● Material supplied
----------
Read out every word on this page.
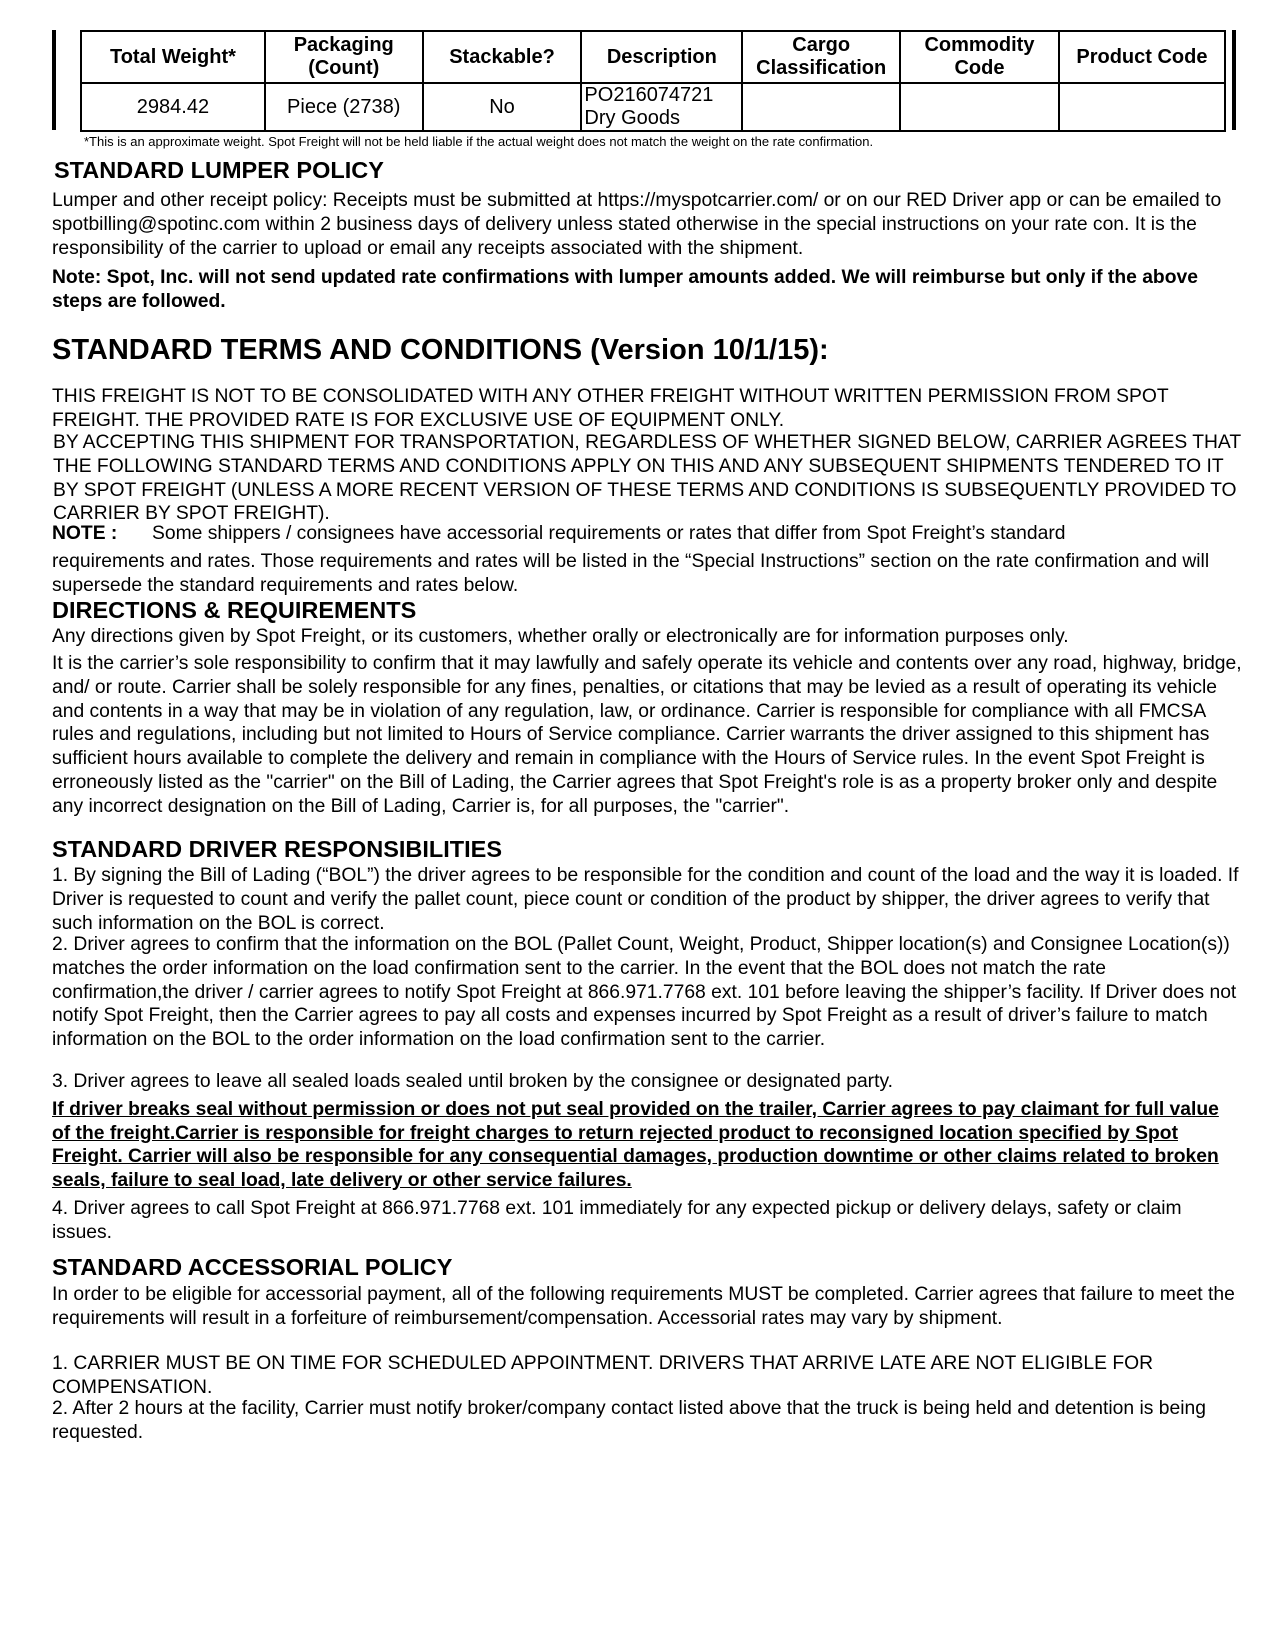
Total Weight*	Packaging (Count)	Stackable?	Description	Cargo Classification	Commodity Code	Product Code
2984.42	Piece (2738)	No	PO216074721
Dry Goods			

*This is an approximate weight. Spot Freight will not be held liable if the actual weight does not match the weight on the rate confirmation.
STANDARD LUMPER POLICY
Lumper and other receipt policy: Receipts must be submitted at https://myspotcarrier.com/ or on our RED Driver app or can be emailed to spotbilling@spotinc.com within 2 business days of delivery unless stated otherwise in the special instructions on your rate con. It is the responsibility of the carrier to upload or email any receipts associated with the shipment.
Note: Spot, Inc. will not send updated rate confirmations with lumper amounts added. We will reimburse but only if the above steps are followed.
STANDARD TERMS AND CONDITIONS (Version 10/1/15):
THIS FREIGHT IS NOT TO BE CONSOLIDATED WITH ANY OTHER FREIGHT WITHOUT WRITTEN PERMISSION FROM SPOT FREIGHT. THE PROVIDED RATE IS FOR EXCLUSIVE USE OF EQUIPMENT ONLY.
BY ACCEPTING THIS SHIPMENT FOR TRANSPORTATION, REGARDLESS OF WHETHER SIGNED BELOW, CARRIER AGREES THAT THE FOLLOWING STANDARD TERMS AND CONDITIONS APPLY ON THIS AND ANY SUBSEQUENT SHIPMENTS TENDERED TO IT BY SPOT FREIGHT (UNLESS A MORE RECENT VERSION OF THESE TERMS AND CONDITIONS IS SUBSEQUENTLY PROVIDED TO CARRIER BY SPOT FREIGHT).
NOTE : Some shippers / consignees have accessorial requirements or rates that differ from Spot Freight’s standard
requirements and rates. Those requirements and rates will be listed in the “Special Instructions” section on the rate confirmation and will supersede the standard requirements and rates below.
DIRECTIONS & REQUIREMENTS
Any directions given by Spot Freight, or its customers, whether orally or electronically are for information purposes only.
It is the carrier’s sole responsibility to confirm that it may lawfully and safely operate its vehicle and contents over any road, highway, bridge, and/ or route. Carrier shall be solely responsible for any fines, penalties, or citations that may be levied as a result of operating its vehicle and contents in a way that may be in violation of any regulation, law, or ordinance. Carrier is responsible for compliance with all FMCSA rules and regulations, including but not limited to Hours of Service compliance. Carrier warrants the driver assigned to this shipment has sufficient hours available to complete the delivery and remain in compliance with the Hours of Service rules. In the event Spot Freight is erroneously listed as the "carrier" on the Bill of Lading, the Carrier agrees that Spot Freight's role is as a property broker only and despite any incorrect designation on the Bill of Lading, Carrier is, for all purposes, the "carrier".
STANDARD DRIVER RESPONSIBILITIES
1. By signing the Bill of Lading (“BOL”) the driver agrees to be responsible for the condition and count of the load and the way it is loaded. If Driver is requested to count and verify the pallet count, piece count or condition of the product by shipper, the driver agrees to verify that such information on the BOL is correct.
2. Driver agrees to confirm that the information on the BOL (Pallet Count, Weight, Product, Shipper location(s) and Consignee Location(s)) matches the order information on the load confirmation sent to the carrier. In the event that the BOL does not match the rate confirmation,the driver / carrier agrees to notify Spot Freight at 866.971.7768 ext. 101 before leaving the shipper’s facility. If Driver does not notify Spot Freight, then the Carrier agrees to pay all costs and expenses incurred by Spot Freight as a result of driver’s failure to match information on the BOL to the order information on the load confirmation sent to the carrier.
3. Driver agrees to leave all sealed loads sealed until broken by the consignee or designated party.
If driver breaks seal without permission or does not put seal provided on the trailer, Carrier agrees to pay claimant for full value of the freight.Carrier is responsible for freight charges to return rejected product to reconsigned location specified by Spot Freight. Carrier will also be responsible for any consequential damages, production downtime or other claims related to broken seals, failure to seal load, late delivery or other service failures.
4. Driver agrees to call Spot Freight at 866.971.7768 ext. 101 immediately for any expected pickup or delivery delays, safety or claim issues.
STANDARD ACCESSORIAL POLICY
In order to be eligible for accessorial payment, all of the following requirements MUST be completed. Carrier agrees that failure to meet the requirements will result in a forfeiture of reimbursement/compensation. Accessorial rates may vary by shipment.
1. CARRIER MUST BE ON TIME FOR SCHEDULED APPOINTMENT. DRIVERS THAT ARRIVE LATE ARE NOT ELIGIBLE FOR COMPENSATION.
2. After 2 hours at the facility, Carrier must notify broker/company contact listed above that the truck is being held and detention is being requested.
----------
● Exercise objective
State how many lines above include the word "broker", and nothing more.

● Complete output
2